» Required work: From the entries below, gather each line containing the word "down".

=-=-=-=-=

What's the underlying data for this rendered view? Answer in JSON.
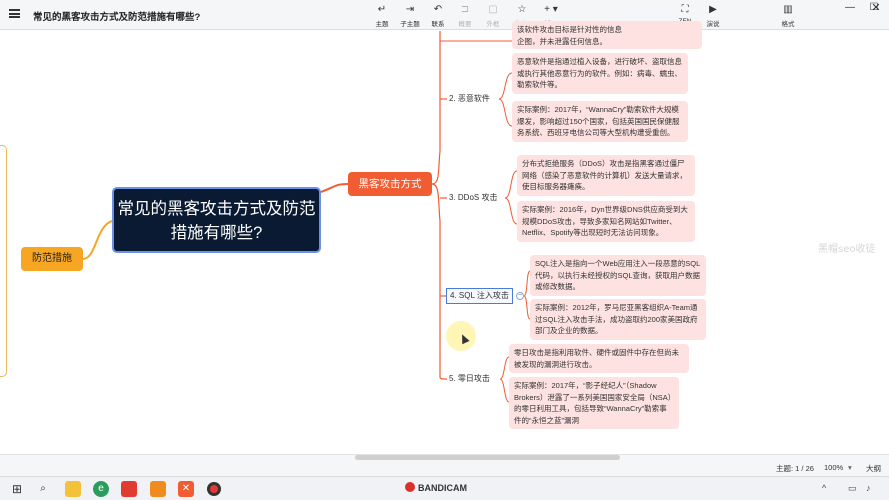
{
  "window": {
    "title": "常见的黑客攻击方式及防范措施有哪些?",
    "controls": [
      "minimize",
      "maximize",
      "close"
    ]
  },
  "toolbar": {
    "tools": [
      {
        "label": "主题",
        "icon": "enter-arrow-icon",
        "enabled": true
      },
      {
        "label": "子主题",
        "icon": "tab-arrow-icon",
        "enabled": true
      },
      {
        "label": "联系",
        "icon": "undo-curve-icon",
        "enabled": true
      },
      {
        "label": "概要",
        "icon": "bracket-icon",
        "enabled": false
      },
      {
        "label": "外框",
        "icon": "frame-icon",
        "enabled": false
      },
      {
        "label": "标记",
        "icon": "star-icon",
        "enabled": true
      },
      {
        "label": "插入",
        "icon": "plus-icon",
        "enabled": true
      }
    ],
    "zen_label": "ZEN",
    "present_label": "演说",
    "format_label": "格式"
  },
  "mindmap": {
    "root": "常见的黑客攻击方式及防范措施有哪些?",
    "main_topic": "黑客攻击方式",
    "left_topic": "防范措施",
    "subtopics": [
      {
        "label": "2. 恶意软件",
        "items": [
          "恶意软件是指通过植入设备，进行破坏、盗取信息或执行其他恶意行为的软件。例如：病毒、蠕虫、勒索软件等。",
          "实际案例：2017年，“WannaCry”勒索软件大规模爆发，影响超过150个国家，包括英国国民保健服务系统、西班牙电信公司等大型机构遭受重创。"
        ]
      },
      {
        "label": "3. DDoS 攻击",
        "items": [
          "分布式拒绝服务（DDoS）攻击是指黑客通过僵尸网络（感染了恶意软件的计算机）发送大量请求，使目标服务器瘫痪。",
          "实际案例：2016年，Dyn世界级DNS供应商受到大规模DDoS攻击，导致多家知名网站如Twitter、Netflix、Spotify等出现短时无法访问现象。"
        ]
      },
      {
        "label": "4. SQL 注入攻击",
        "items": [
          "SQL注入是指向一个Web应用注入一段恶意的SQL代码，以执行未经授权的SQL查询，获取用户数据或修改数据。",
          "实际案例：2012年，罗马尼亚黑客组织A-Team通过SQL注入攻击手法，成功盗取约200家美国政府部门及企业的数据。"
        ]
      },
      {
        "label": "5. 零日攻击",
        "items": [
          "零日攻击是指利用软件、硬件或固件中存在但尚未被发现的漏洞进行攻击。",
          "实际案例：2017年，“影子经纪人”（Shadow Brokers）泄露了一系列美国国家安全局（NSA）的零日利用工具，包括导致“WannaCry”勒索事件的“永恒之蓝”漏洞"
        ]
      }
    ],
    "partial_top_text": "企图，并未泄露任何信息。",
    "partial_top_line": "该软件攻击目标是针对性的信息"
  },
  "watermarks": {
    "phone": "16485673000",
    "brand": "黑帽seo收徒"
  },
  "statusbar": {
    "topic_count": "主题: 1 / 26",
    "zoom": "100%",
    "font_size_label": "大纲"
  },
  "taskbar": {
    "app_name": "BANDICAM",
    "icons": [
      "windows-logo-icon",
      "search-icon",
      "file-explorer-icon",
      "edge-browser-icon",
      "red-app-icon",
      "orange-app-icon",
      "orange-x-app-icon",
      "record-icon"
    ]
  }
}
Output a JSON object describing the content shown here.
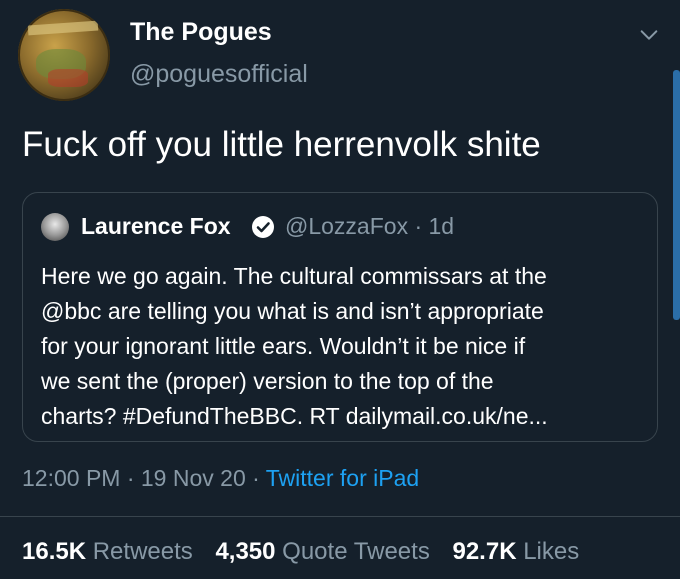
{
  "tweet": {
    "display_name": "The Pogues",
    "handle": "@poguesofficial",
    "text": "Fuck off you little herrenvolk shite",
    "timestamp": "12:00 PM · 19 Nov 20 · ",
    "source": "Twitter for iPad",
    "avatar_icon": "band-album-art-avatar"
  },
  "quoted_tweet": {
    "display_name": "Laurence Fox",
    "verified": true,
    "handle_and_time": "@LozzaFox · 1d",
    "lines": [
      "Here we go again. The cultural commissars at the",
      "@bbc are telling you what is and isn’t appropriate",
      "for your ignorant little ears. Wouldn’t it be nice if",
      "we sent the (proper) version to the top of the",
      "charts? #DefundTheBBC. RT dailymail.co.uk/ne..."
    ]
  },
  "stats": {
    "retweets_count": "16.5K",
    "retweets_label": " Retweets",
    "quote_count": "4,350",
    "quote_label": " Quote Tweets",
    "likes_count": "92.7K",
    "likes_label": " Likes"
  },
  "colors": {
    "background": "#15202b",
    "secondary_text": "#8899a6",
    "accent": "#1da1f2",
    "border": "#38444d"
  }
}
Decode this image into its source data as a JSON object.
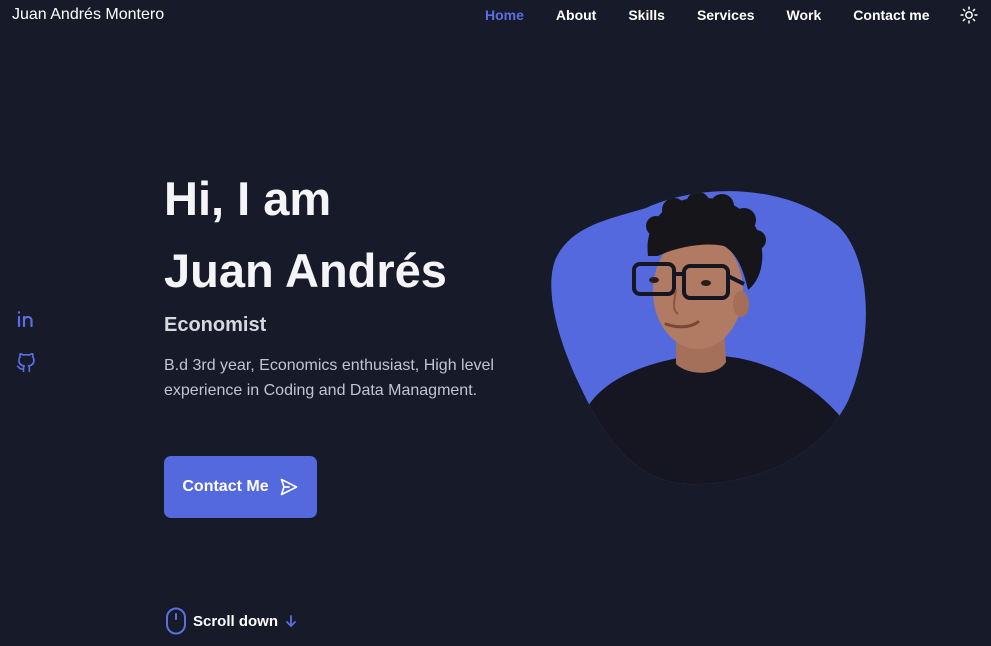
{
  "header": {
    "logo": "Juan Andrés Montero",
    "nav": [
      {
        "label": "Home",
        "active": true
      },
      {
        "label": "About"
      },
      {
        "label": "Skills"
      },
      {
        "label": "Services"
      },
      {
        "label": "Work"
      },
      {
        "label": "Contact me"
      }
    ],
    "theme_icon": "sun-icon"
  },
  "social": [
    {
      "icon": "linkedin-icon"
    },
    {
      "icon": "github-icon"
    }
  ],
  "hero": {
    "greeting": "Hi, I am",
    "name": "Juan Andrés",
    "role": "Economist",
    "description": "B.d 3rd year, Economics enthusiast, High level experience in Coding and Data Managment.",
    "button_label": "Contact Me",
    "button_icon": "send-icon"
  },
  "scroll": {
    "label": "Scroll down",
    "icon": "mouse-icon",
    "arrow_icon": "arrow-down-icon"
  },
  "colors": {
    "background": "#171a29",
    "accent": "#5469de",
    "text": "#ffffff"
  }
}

=-=-=-=-=

» Task solution:
    "label": "Scroll down",
    "arrow_icon": "arrow-down-icon"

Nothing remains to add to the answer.